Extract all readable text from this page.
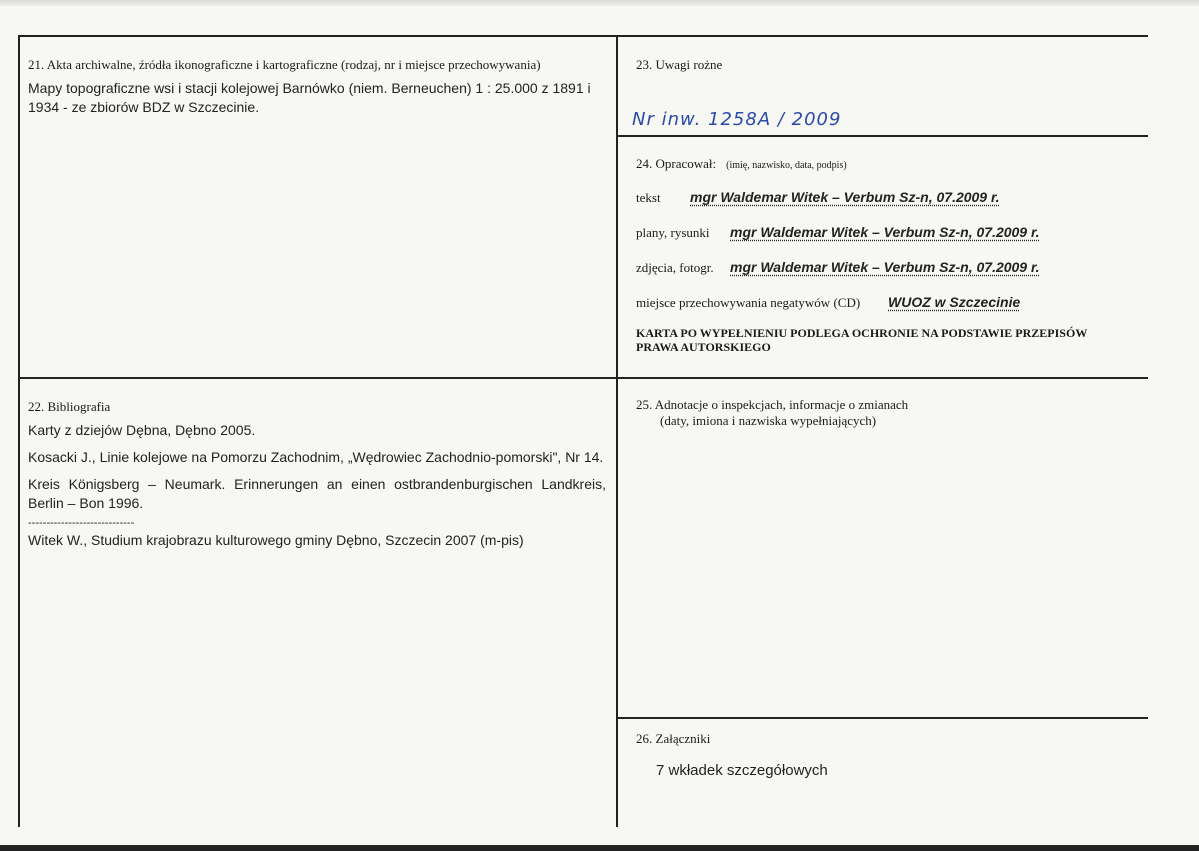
21. Akta archiwalne, źródła ikonograficzne i kartograficzne (rodzaj, nr i miejsce przechowywania)
Mapy topograficzne wsi i stacji kolejowej Barnówko (niem. Berneuchen) 1 : 25.000 z 1891 i 1934 - ze zbiorów BDZ w Szczecinie.
22. Bibliografia
Karty z dziejów Dębna, Dębno 2005.
Kosacki J., Linie kolejowe na Pomorzu Zachodnim, „Wędrowiec Zachodnio-pomorski", Nr 14.
Kreis Königsberg – Neumark. Erinnerungen an einen ostbrandenburgischen Landkreis, Berlin – Bon 1996.
-----------------------------
Witek W., Studium krajobrazu kulturowego gminy Dębno, Szczecin 2007 (m-pis)
23. Uwagi rożne
Nr inw. 1258A / 2009
24. Opracował: (imię, nazwisko, data, podpis)
tekst	mgr Waldemar Witek – Verbum Sz-n, 07.2009 r.
plany, rysunki	mgr Waldemar Witek – Verbum Sz-n, 07.2009 r.
zdjęcia, fotogr.	mgr Waldemar Witek – Verbum Sz-n, 07.2009 r.
miejsce przechowywania negatywów (CD)	WUOZ w Szczecinie
KARTA PO WYPEŁNIENIU PODLEGA OCHRONIE NA PODSTAWIE PRZEPISÓW PRAWA AUTORSKIEGO
25. Adnotacje o inspekcjach, informacje o zmianach
(daty, imiona i nazwiska wypełniających)
26. Załączniki
7 wkładek szczegółowych
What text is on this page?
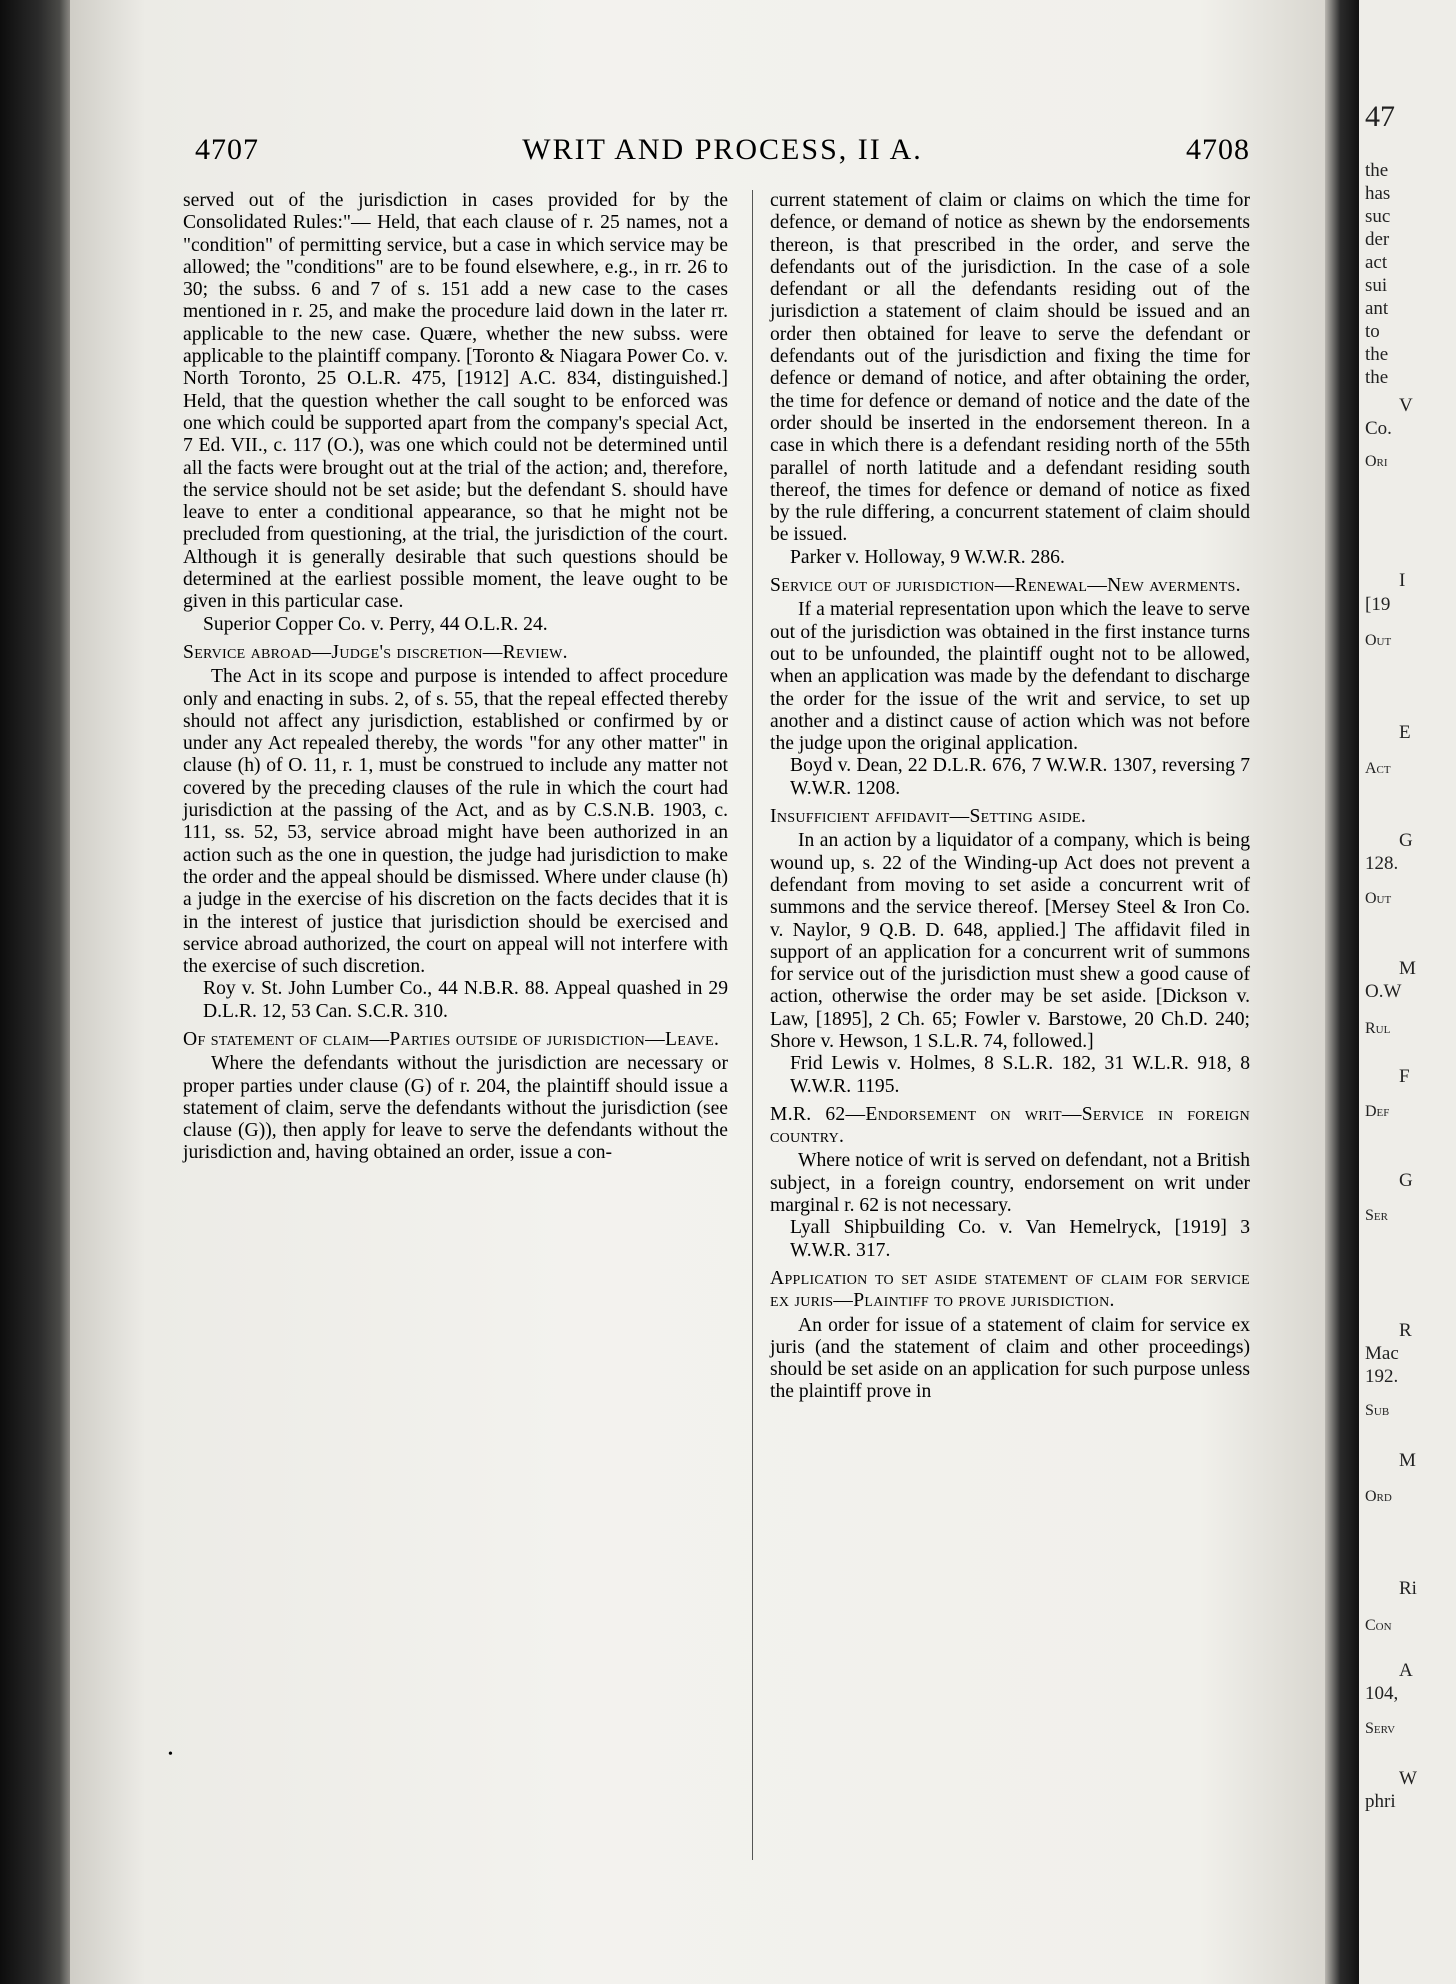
4707	WRIT AND PROCESS, II A.	4708

served out of the jurisdiction in cases provided for by the Consolidated Rules:"— Held, that each clause of r. 25 names, not a "condition" of permitting service, but a case in which service may be allowed; the "conditions" are to be found elsewhere, e.g., in rr. 26 to 30; the subss. 6 and 7 of s. 151 add a new case to the cases mentioned in r. 25, and make the procedure laid down in the later rr. applicable to the new case. Quære, whether the new subss. were applicable to the plaintiff company. [Toronto & Niagara Power Co. v. North Toronto, 25 O.L.R. 475, [1912] A.C. 834, distinguished.] Held, that the question whether the call sought to be enforced was one which could be supported apart from the company's special Act, 7 Ed. VII., c. 117 (O.), was one which could not be determined until all the facts were brought out at the trial of the action; and, therefore, the service should not be set aside; but the defendant S. should have leave to enter a conditional appearance, so that he might not be precluded from questioning, at the trial, the jurisdiction of the court. Although it is generally desirable that such questions should be determined at the earliest possible moment, the leave ought to be given in this particular case.

Superior Copper Co. v. Perry, 44 O.L.R. 24.

Service abroad—Judge's discretion—Review.

The Act in its scope and purpose is intended to affect procedure only and enacting in subs. 2, of s. 55, that the repeal effected thereby should not affect any jurisdiction, established or confirmed by or under any Act repealed thereby, the words "for any other matter" in clause (h) of O. 11, r. 1, must be construed to include any matter not covered by the preceding clauses of the rule in which the court had jurisdiction at the passing of the Act, and as by C.S.N.B. 1903, c. 111, ss. 52, 53, service abroad might have been authorized in an action such as the one in question, the judge had jurisdiction to make the order and the appeal should be dismissed. Where under clause (h) a judge in the exercise of his discretion on the facts decides that it is in the interest of justice that jurisdiction should be exercised and service abroad authorized, the court on appeal will not interfere with the exercise of such discretion.

Roy v. St. John Lumber Co., 44 N.B.R. 88. Appeal quashed in 29 D.L.R. 12, 53 Can. S.C.R. 310.

Of statement of claim—Parties outside of jurisdiction—Leave.

Where the defendants without the jurisdiction are necessary or proper parties under clause (G) of r. 204, the plaintiff should issue a statement of claim, serve the defendants without the jurisdiction (see clause (G)), then apply for leave to serve the defendants without the jurisdiction and, having obtained an order, issue a con-

•

current statement of claim or claims on which the time for defence, or demand of notice as shewn by the endorsements thereon, is that prescribed in the order, and serve the defendants out of the jurisdiction. In the case of a sole defendant or all the defendants residing out of the jurisdiction a statement of claim should be issued and an order then obtained for leave to serve the defendant or defendants out of the jurisdiction and fixing the time for defence or demand of notice, and after obtaining the order, the time for defence or demand of notice and the date of the order should be inserted in the endorsement thereon. In a case in which there is a defendant residing north of the 55th parallel of north latitude and a defendant residing south thereof, the times for defence or demand of notice as fixed by the rule differing, a concurrent statement of claim should be issued.

Parker v. Holloway, 9 W.W.R. 286.

Service out of jurisdiction—Renewal—New averments.

If a material representation upon which the leave to serve out of the jurisdiction was obtained in the first instance turns out to be unfounded, the plaintiff ought not to be allowed, when an application was made by the defendant to discharge the order for the issue of the writ and service, to set up another and a distinct cause of action which was not before the judge upon the original application.

Boyd v. Dean, 22 D.L.R. 676, 7 W.W.R. 1307, reversing 7 W.W.R. 1208.

Insufficient affidavit—Setting aside.

In an action by a liquidator of a company, which is being wound up, s. 22 of the Winding-up Act does not prevent a defendant from moving to set aside a concurrent writ of summons and the service thereof. [Mersey Steel & Iron Co. v. Naylor, 9 Q.B. D. 648, applied.] The affidavit filed in support of an application for a concurrent writ of summons for service out of the jurisdiction must shew a good cause of action, otherwise the order may be set aside. [Dickson v. Law, [1895], 2 Ch. 65; Fowler v. Barstowe, 20 Ch.D. 240; Shore v. Hewson, 1 S.L.R. 74, followed.]

Frid Lewis v. Holmes, 8 S.L.R. 182, 31 W.L.R. 918, 8 W.W.R. 1195.

M.R. 62—Endorsement on writ—Service in foreign country.

Where notice of writ is served on defendant, not a British subject, in a foreign country, endorsement on writ under marginal r. 62 is not necessary.

Lyall Shipbuilding Co. v. Van Hemelryck, [1919] 3 W.W.R. 317.

Application to set aside statement of claim for service ex juris—Plaintiff to prove jurisdiction.

An order for issue of a statement of claim for service ex juris (and the statement of claim and other proceedings) should be set aside on an application for such purpose unless the plaintiff prove in

47
the
has
suc
der
act
sui
ant
to
the
the
V
Co.
Ori
I
[19
Out
E
Act
G
128.
Out
M
O.W
Rul
F
Def
G
Ser
R
Mac
192.
Sub
M
Ord
Ri
Con
A
104,
Serv
W
phri
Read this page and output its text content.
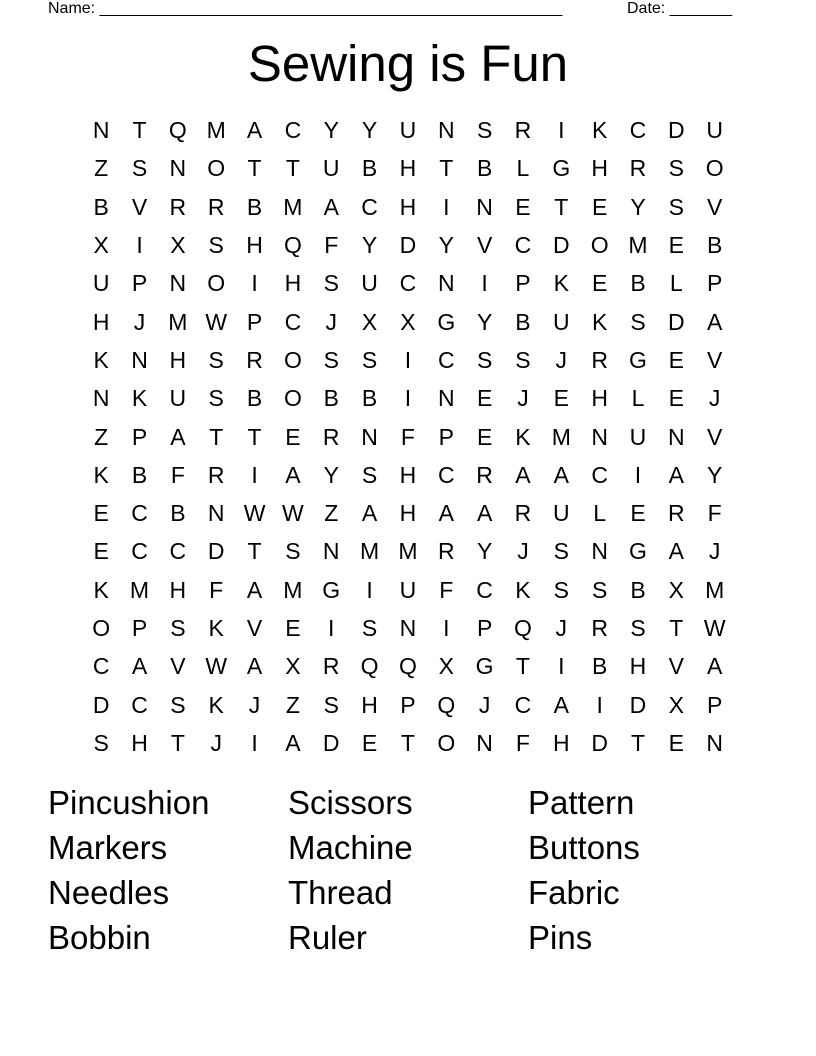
Name: ____________________________________________________	Date: _______
Sewing is Fun
N	T Q M A C Y	Y U N S R	I	K C D U
Z	S N O T	T	U B H	T	B	L	G H R S O
B	V R R B M A C H	I	N E	T	E	Y	S	V
X	I	X	S H Q F	Y D Y	V C D O M E	B
U P N O	I	H S U C N	I	P	K	E	B	L	P
H	J	M W P C	J	X	X G Y	B U K	S D A
K N H S R O S	S	I	C S	S	J	R G E	V
N K U S	B O B	B	I	N E	J	E H	L	E	J
Z	P	A	T	T	E R N	F	P	E	K M N U N V
K	B	F	R	I	A	Y	S H C R A	A C	I	A	Y
E C B N W W Z	A H A	A R U	L	E R	F
E C C D	T	S N M M R Y	J	S N G A	J
K M H	F	A M G	I	U	F	C K	S	S	B	X M
O P	S	K	V	E	I	S N	I	P Q	J	R S	T W
C A	V W A	X R Q Q X G T	I	B H V	A
D C S	K	J	Z	S H P Q	J	C A	I	D X	P
S H	T	J	I	A D E	T O N	F	H D	T	E N
Pincushion	Scissors	Pattern
Markers	Machine	Buttons
Needles	Thread	Fabric
Bobbin	Ruler	Pins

::::::

Give only the number of lines in the data that hold the word "discretion".

2